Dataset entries
****************************************

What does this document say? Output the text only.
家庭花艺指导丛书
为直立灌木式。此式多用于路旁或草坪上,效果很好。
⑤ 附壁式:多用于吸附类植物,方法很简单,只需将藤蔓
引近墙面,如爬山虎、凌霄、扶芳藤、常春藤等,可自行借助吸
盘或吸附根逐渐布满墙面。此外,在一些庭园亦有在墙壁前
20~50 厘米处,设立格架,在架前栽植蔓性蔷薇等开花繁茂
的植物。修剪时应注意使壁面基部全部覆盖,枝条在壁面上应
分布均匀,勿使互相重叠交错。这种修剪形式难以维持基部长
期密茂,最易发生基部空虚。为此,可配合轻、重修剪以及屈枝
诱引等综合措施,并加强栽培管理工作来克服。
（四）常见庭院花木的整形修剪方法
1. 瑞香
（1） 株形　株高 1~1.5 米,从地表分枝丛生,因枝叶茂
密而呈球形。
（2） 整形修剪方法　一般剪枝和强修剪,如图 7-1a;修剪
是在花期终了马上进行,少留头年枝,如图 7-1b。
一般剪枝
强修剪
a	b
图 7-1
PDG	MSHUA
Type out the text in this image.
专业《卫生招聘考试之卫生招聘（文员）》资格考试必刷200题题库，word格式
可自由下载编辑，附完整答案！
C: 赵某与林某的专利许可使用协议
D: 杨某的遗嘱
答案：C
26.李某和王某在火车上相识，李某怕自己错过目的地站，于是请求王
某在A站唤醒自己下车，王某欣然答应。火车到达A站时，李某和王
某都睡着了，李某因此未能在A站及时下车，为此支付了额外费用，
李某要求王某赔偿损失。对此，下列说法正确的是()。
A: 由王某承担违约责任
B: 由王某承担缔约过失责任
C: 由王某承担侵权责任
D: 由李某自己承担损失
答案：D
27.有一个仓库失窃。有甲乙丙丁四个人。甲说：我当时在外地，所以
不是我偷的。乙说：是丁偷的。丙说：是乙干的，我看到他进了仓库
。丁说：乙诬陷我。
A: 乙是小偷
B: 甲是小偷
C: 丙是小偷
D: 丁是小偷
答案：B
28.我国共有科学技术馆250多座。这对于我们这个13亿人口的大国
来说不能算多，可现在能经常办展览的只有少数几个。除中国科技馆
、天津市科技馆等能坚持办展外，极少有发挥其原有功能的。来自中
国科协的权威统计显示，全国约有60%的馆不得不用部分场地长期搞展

****************************************

Retype the material in full. Each word must match.

| EXERCISE ANSWER |
What does this document say? Output the text only.
家庭花艺指导丛书
为直立灌木式。此式多用于路旁或草坪上,效果很好。
⑤ 附壁式:多用于吸附类植物,方法很简单,只需将藤蔓
引近墙面,如爬山虎、凌霄、扶芳藤、常春藤等,可自行借助吸
盘或吸附根逐渐布满墙面。此外,在一些庭园亦有在墙壁前
20~50 厘米处,设立格架,在架前栽植蔓性蔷薇等开花繁茂
的植物。修剪时应注意使壁面基部全部覆盖,枝条在壁面上应
分布均匀,勿使互相重叠交错。这种修剪形式难以维持基部长
期密茂,最易发生基部空虚。为此,可配合轻、重修剪以及屈枝
诱引等综合措施,并加强栽培管理工作来克服。
（四）常见庭院花木的整形修剪方法
1. 瑞香
（1） 株形　株高 1~1.5 米,从地表分枝丛生,因枝叶茂
密而呈球形。
（2） 整形修剪方法　一般剪枝和强修剪,如图 7-1a;修剪
是在花期终了马上进行,少留头年枝,如图 7-1b。
一般剪枝
强修剪
a	b
图 7-1
PDG	MSHUA
Type out the text in this image.
专业《卫生招聘考试之卫生招聘（文员）》资格考试必刷200题题库，word格式
可自由下载编辑，附完整答案！
C: 赵某与林某的专利许可使用协议
D: 杨某的遗嘱
答案：C
26.李某和王某在火车上相识，李某怕自己错过目的地站，于是请求王
某在A站唤醒自己下车，王某欣然答应。火车到达A站时，李某和王
某都睡着了，李某因此未能在A站及时下车，为此支付了额外费用，
李某要求王某赔偿损失。对此，下列说法正确的是()。
A: 由王某承担违约责任
B: 由王某承担缔约过失责任
C: 由王某承担侵权责任
D: 由李某自己承担损失
答案：D
27.有一个仓库失窃。有甲乙丙丁四个人。甲说：我当时在外地，所以
不是我偷的。乙说：是丁偷的。丙说：是乙干的，我看到他进了仓库
。丁说：乙诬陷我。
A: 乙是小偷
B: 甲是小偷
C: 丙是小偷
D: 丁是小偷
答案：B
28.我国共有科学技术馆250多座。这对于我们这个13亿人口的大国
来说不能算多，可现在能经常办展览的只有少数几个。除中国科技馆
、天津市科技馆等能坚持办展外，极少有发挥其原有功能的。来自中
国科协的权威统计显示，全国约有60%的馆不得不用部分场地长期搞展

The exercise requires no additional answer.